**Materials provided**:
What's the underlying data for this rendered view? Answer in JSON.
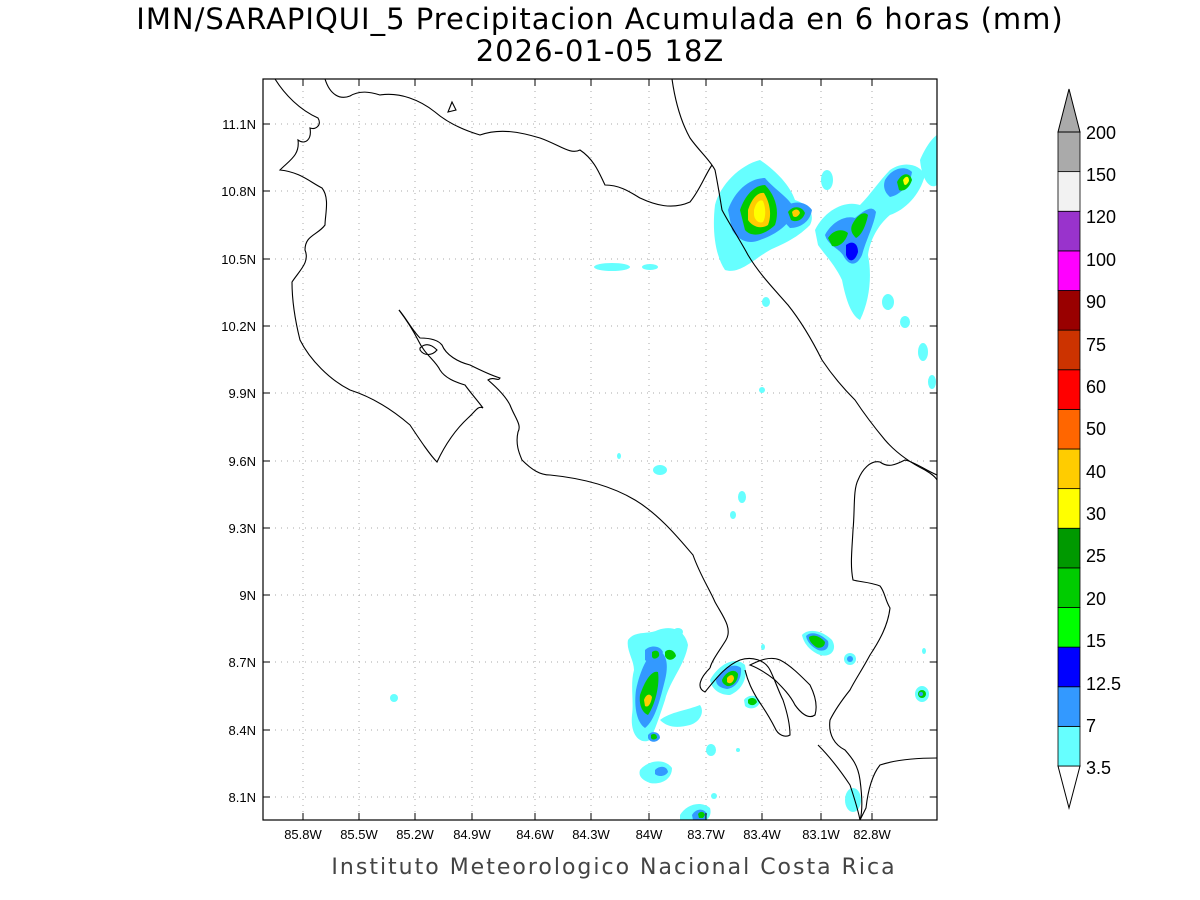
{
  "title": {
    "line1": "IMN/SARAPIQUI_5 Precipitacion Acumulada en 6 horas (mm)",
    "line2": "2026-01-05 18Z"
  },
  "footer": "Instituto Meteorologico Nacional Costa Rica",
  "axes": {
    "lat_labels": [
      "8.1N",
      "8.4N",
      "8.7N",
      "9N",
      "9.3N",
      "9.6N",
      "9.9N",
      "10.2N",
      "10.5N",
      "10.8N",
      "11.1N"
    ],
    "lon_labels": [
      "85.8W",
      "85.5W",
      "85.2W",
      "84.9W",
      "84.6W",
      "84.3W",
      "84W",
      "83.7W",
      "83.4W",
      "83.1W",
      "82.8W"
    ],
    "grid": true
  },
  "legend": {
    "unit": "mm",
    "labels": [
      "3.5",
      "7",
      "12.5",
      "15",
      "20",
      "25",
      "30",
      "40",
      "50",
      "60",
      "75",
      "90",
      "100",
      "120",
      "150",
      "200"
    ],
    "colors": [
      "#66ffff",
      "#3399ff",
      "#0000ff",
      "#00ff00",
      "#00cc00",
      "#009900",
      "#ffff00",
      "#ffcc00",
      "#ff6600",
      "#ff0000",
      "#cc3300",
      "#990000",
      "#ff00ff",
      "#9933cc",
      "#f2f2f2",
      "#aaaaaa"
    ]
  }
}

**What to produce**: Write the records out again in full, exactly, and skip every picture.

**Response**:
What's the underlying data for this rendered view? Answer in JSON.
{
  "title": {
    "line1": "IMN/SARAPIQUI_5 Precipitacion Acumulada en 6 horas (mm)",
    "line2": "2026-01-05 18Z"
  },
  "footer": "Instituto Meteorologico Nacional Costa Rica",
  "axes": {
    "lat_labels": [
      "8.1N",
      "8.4N",
      "8.7N",
      "9N",
      "9.3N",
      "9.6N",
      "9.9N",
      "10.2N",
      "10.5N",
      "10.8N",
      "11.1N"
    ],
    "lon_labels": [
      "85.8W",
      "85.5W",
      "85.2W",
      "84.9W",
      "84.6W",
      "84.3W",
      "84W",
      "83.7W",
      "83.4W",
      "83.1W",
      "82.8W"
    ],
    "grid": true
  },
  "legend": {
    "unit": "mm",
    "labels": [
      "3.5",
      "7",
      "12.5",
      "15",
      "20",
      "25",
      "30",
      "40",
      "50",
      "60",
      "75",
      "90",
      "100",
      "120",
      "150",
      "200"
    ],
    "colors": [
      "#66ffff",
      "#3399ff",
      "#0000ff",
      "#00ff00",
      "#00cc00",
      "#009900",
      "#ffff00",
      "#ffcc00",
      "#ff6600",
      "#ff0000",
      "#cc3300",
      "#990000",
      "#ff00ff",
      "#9933cc",
      "#f2f2f2",
      "#aaaaaa"
    ]
  }
}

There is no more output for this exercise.